··· Given data ···
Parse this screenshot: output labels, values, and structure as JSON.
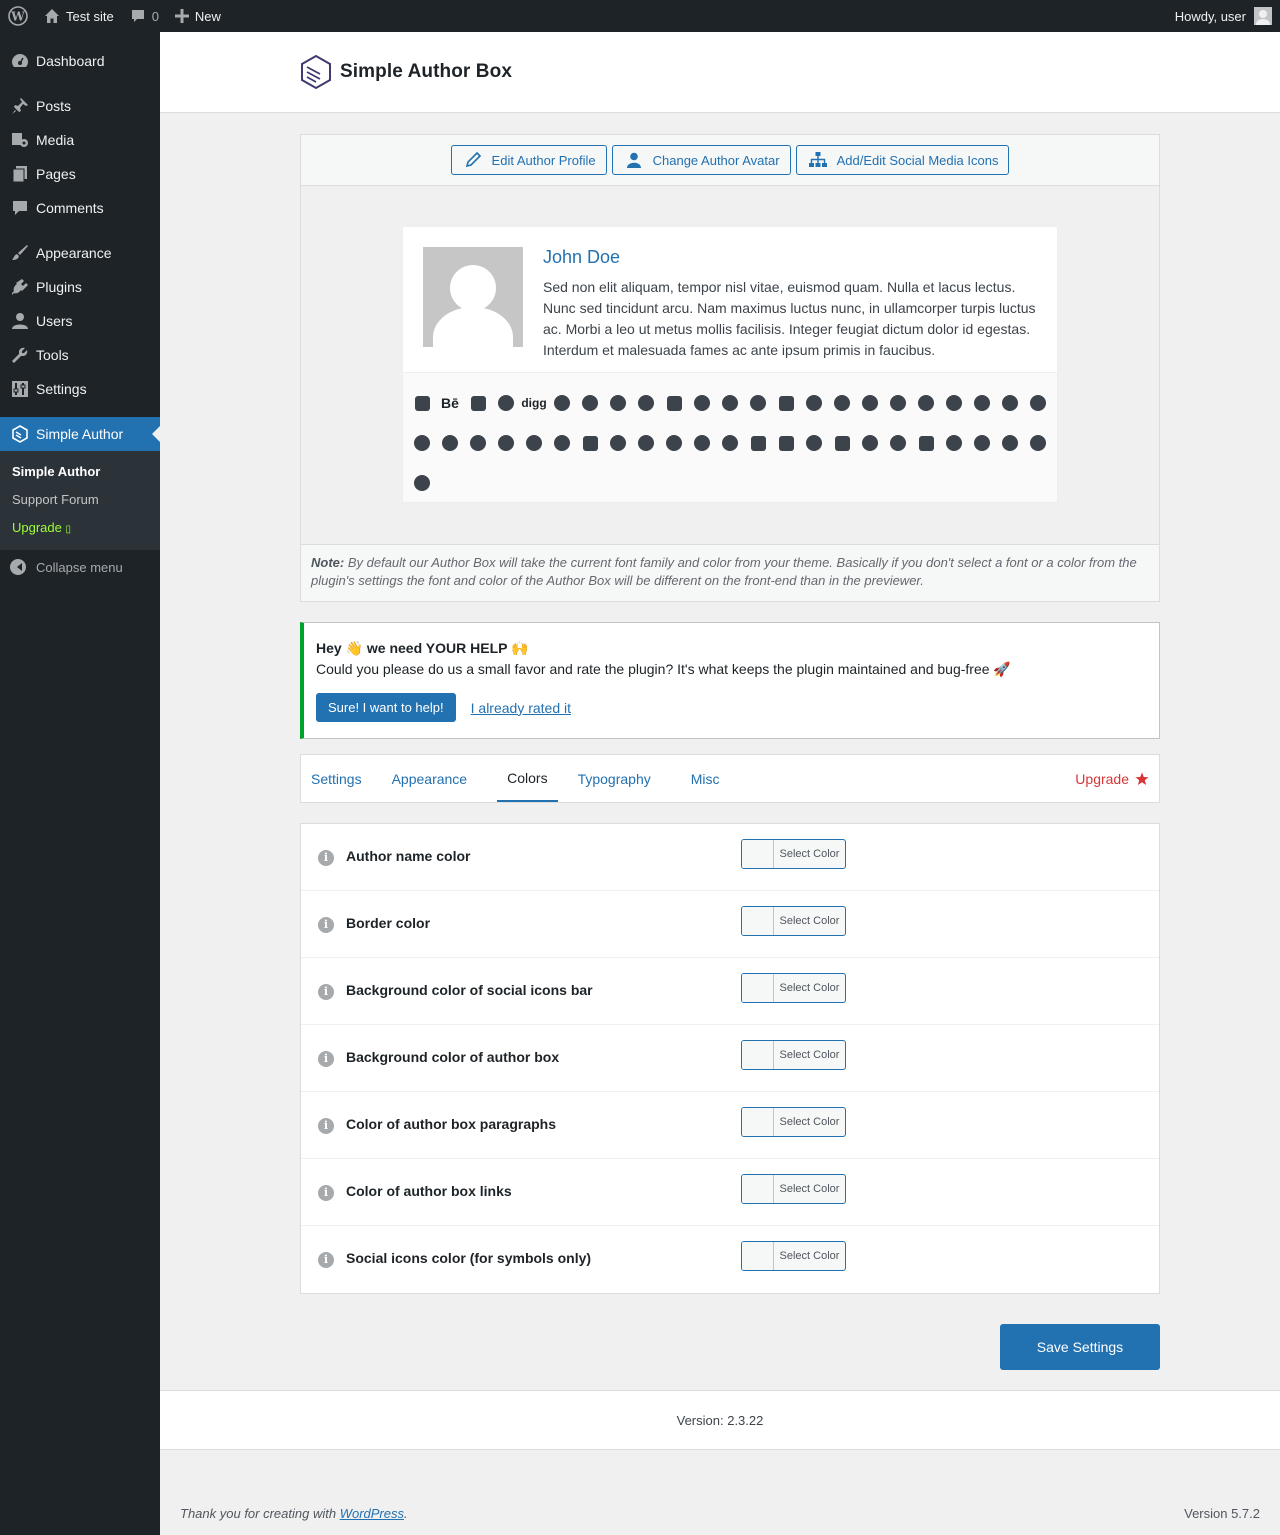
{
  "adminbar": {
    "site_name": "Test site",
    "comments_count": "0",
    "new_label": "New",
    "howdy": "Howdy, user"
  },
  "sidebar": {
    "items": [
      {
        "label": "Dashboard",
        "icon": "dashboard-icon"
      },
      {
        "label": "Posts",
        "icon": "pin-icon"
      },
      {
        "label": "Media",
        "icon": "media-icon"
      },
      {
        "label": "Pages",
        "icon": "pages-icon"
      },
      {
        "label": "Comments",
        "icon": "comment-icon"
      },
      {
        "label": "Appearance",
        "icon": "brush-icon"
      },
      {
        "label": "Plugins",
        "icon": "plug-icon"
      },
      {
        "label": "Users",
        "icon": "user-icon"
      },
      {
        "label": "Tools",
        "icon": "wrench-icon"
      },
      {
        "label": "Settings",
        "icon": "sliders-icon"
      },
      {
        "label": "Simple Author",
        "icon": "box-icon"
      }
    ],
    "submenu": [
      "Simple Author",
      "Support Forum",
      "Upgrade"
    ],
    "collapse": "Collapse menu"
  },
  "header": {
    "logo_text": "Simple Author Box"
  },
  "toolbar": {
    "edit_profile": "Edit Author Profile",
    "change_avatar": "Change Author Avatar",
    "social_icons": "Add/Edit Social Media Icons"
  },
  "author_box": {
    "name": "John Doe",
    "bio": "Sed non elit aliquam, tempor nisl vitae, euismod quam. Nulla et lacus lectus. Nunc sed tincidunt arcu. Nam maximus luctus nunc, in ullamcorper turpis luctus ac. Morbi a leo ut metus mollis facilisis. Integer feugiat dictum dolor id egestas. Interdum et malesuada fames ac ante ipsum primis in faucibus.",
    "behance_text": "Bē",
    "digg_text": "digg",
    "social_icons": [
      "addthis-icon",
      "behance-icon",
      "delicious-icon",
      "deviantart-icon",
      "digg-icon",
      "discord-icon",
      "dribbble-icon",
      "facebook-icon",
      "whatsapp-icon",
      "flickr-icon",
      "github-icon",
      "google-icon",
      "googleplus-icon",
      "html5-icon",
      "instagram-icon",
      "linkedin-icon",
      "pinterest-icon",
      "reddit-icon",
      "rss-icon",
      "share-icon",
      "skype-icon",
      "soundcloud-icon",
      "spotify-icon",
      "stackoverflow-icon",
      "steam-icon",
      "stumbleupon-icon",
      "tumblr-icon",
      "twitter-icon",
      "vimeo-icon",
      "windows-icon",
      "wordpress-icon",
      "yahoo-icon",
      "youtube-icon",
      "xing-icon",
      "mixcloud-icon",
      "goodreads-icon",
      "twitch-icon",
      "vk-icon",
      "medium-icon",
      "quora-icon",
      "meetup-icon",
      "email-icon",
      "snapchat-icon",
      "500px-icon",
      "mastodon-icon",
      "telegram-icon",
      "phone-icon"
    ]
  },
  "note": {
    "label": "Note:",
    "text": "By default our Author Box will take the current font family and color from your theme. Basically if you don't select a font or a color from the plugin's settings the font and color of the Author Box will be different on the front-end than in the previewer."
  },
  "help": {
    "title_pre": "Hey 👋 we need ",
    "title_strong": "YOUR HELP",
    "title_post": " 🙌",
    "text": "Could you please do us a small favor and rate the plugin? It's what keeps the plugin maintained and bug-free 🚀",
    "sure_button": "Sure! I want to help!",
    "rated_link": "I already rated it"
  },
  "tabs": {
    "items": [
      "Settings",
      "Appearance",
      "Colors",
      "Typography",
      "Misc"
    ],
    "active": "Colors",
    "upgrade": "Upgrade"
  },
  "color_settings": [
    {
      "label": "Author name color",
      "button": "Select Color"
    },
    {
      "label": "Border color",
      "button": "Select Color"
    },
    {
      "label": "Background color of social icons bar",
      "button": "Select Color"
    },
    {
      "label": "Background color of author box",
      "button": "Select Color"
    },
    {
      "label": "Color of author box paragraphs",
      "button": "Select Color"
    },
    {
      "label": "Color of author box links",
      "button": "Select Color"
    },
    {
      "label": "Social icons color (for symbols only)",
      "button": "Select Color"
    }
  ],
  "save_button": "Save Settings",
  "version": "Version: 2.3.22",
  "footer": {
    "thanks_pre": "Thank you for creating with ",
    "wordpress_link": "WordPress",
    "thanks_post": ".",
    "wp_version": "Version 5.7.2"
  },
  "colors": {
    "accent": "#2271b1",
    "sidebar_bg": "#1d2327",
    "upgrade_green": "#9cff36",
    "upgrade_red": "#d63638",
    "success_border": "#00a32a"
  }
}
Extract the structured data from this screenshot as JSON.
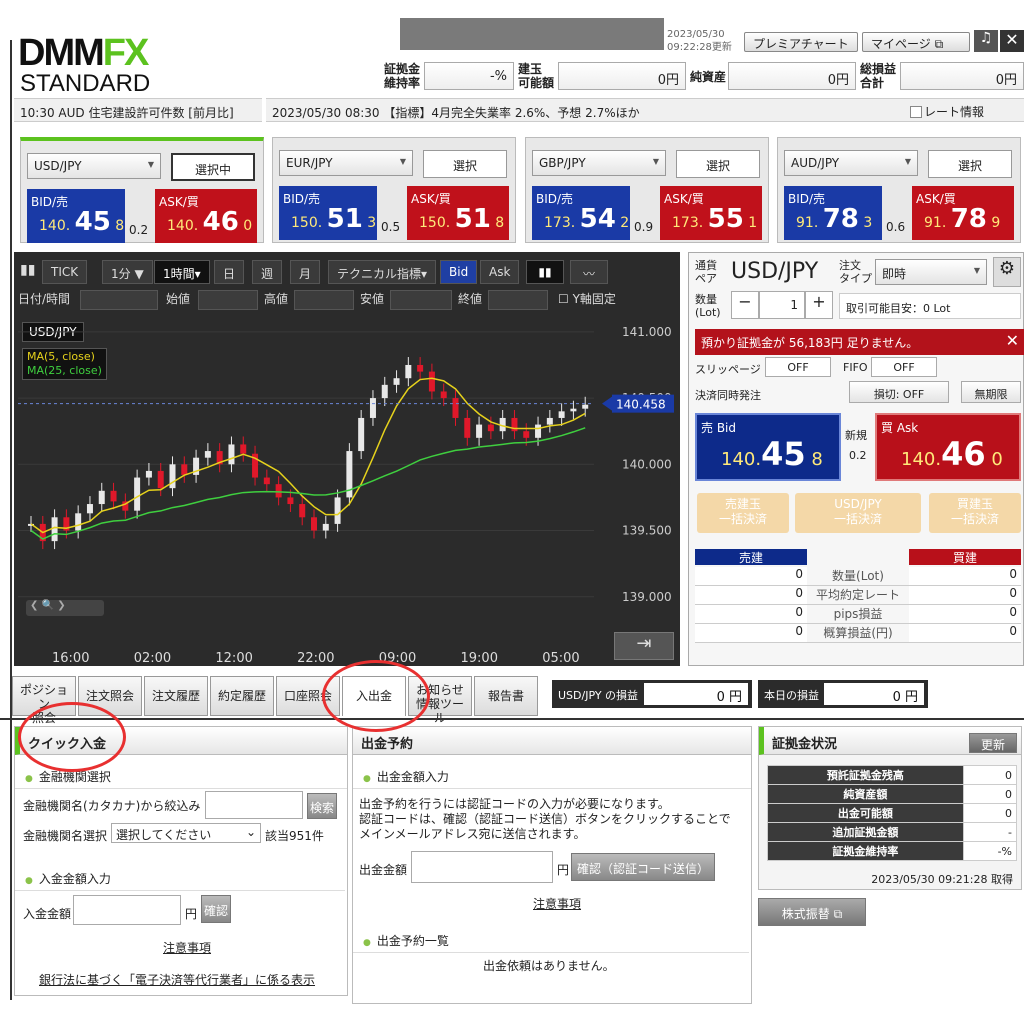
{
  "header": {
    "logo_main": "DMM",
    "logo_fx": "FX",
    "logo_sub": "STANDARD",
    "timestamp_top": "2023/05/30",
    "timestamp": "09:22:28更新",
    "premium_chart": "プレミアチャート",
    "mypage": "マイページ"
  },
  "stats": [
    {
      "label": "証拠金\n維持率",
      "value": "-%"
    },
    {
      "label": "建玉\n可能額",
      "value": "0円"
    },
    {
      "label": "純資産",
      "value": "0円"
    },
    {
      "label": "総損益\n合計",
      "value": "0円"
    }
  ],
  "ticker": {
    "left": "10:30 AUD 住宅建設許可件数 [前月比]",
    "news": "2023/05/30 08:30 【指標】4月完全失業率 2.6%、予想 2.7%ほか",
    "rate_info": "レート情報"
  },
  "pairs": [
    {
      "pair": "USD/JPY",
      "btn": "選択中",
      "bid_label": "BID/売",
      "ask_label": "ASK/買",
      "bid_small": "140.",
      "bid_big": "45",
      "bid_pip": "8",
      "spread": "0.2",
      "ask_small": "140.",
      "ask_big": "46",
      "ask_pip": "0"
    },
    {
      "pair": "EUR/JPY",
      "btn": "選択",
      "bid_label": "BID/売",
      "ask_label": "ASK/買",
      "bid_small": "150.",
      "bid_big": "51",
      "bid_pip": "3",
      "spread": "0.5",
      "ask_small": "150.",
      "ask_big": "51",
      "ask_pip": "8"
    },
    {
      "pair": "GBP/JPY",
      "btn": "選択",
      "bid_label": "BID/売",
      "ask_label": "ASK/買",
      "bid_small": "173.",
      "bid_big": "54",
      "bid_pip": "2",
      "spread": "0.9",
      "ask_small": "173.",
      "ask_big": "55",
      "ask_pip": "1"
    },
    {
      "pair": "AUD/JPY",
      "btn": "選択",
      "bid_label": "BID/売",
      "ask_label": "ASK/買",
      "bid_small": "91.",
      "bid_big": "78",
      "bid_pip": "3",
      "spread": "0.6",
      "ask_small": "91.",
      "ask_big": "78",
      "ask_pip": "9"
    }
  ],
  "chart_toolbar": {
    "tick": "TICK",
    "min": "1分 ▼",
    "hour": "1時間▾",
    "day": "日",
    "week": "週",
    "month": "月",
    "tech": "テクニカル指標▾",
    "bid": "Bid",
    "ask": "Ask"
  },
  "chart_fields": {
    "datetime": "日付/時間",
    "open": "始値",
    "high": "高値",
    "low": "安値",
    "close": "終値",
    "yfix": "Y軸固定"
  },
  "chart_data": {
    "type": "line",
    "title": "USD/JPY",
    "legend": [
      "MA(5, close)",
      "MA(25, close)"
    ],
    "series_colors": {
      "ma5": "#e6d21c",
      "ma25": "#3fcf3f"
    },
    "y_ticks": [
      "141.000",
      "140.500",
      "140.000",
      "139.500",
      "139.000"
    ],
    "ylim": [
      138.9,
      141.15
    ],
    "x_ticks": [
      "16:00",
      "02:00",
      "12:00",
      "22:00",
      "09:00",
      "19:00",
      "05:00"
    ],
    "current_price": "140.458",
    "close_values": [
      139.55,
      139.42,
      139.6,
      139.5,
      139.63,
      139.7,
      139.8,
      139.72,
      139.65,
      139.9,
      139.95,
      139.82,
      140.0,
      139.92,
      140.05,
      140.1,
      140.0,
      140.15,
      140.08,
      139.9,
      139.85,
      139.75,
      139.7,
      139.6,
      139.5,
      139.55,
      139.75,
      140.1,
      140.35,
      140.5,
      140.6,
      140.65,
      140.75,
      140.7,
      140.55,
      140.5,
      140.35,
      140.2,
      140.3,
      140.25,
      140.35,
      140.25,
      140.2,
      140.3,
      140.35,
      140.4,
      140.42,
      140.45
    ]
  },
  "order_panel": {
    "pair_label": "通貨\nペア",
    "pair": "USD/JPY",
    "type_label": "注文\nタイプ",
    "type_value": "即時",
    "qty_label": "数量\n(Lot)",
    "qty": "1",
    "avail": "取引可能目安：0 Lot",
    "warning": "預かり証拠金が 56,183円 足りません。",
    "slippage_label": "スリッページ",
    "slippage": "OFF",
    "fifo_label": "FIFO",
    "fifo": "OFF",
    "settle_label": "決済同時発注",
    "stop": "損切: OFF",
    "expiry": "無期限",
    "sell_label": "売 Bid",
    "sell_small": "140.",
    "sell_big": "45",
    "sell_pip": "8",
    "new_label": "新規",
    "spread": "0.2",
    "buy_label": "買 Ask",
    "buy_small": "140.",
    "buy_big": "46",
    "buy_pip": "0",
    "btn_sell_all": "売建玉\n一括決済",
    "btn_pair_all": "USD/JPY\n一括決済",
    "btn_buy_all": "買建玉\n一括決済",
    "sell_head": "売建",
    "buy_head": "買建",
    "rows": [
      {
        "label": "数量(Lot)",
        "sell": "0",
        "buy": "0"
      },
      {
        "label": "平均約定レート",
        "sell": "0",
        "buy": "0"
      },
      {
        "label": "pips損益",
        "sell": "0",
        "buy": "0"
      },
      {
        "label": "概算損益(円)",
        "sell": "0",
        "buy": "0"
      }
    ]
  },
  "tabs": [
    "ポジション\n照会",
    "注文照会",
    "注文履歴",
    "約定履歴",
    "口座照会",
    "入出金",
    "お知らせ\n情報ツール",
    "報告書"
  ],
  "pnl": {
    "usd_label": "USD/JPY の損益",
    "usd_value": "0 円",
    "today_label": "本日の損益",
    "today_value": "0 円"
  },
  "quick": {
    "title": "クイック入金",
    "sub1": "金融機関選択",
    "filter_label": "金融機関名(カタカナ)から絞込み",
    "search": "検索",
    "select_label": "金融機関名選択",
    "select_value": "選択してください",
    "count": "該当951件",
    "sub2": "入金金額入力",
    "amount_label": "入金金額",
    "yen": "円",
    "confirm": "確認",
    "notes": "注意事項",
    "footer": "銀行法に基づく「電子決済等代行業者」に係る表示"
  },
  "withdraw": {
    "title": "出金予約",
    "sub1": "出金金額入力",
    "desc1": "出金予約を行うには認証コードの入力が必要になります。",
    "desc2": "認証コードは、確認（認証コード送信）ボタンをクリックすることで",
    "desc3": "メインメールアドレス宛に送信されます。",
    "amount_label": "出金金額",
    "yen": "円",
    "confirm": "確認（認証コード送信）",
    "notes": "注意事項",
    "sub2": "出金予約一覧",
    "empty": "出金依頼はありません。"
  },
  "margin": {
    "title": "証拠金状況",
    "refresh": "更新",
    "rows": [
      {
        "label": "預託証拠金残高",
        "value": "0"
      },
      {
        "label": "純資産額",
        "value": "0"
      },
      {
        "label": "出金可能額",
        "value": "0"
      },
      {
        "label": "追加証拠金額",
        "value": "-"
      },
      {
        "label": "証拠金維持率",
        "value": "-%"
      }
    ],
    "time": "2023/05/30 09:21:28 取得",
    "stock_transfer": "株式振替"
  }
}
···
• Task goal: Scan the records above for the string "screenshot", then report every line that contains it.

• Written reply:
Parse this screenshot: output labels, values, and structure as JSON.
Extract the structured data from this screenshot as JSON.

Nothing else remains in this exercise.